(Data excerpts)
====================
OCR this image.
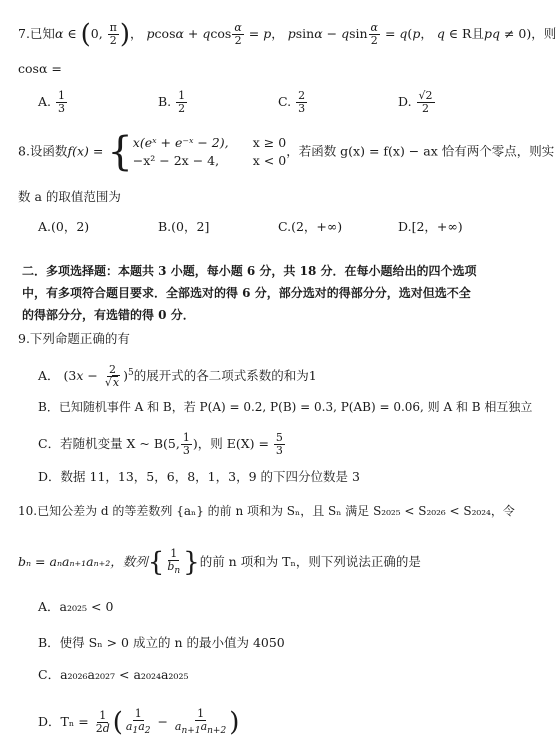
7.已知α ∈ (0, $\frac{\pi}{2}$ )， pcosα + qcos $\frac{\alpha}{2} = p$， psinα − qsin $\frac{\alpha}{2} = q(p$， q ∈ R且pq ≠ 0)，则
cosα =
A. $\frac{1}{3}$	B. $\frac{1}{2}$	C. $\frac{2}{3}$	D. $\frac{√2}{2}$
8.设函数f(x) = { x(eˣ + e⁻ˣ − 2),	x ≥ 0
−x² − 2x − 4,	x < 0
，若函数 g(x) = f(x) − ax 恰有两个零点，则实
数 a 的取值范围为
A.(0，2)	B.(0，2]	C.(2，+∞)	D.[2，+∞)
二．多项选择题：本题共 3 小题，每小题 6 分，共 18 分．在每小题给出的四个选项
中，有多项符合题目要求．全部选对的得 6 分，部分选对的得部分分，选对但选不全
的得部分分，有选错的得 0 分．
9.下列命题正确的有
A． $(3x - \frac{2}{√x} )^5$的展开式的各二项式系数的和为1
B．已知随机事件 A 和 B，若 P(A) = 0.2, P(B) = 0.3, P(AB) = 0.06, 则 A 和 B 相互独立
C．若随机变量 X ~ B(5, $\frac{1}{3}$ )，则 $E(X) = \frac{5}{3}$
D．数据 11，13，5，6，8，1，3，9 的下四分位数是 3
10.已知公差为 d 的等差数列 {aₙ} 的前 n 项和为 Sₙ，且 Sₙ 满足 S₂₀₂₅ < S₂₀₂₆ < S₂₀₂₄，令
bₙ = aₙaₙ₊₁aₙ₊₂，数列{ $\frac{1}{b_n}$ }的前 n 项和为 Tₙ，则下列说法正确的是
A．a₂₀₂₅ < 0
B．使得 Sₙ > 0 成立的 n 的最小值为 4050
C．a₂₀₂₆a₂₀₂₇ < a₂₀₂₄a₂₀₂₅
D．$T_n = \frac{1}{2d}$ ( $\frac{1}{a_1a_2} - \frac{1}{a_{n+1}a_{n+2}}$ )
====================
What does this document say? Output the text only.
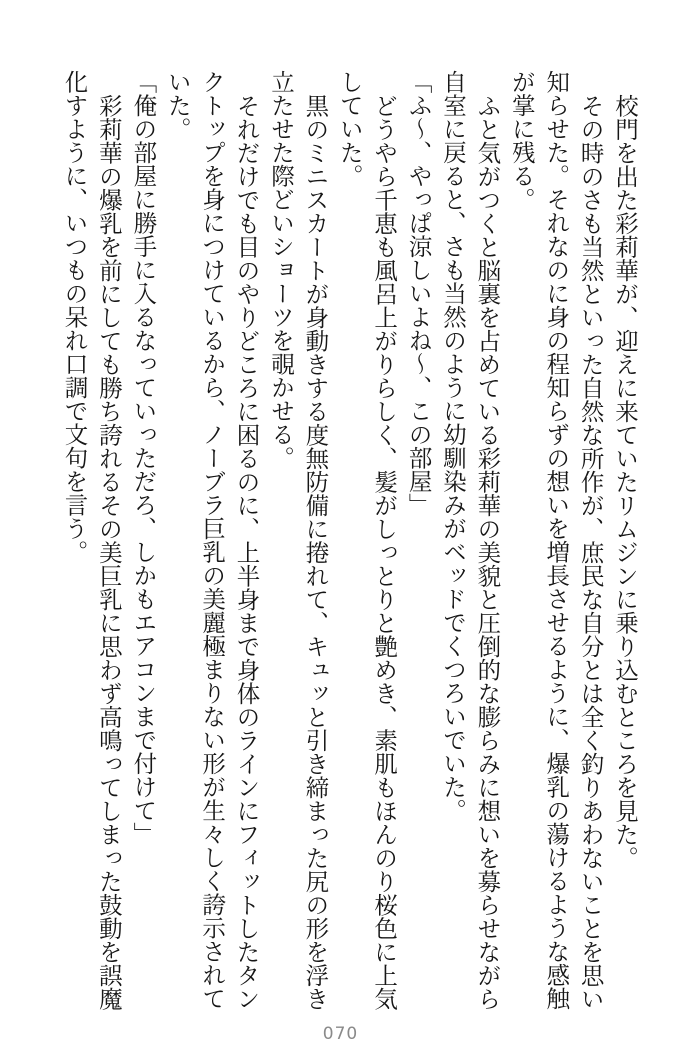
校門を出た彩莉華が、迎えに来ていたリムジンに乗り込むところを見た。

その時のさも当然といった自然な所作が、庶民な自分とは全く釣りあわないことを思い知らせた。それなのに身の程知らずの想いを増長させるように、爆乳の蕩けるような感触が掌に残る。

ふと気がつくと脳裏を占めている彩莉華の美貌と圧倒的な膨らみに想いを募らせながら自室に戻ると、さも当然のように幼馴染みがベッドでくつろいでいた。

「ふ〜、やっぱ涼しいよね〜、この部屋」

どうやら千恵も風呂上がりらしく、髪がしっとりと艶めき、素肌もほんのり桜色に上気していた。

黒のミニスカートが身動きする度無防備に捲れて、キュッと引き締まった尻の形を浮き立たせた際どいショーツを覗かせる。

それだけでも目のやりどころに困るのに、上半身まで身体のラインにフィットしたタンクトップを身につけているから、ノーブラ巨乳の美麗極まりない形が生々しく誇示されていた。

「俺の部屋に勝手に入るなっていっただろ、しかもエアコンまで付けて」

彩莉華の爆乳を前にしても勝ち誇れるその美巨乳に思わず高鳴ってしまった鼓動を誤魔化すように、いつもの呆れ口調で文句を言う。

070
====================
## The task
Identify which lines contain the word "frac" and copy each one.

## Written solution
7.已知α ∈ (0, $\frac{\pi}{2}$ )， pcosα + qcos $\frac{\alpha}{2} = p$， psinα − qsin $\frac{\alpha}{2} = q(p$， q ∈ R且pq ≠ 0)，则
A. $\frac{1}{3}$	B. $\frac{1}{2}$	C. $\frac{2}{3}$	D. $\frac{√2}{2}$
A． $(3x - \frac{2}{√x} )^5$的展开式的各二项式系数的和为1
C．若随机变量 X ~ B(5, $\frac{1}{3}$ )，则 $E(X) = \frac{5}{3}$
bₙ = aₙaₙ₊₁aₙ₊₂，数列{ $\frac{1}{b_n}$ }的前 n 项和为 Tₙ，则下列说法正确的是
D．$T_n = \frac{1}{2d}$ ( $\frac{1}{a_1a_2} - \frac{1}{a_{n+1}a_{n+2}}$ )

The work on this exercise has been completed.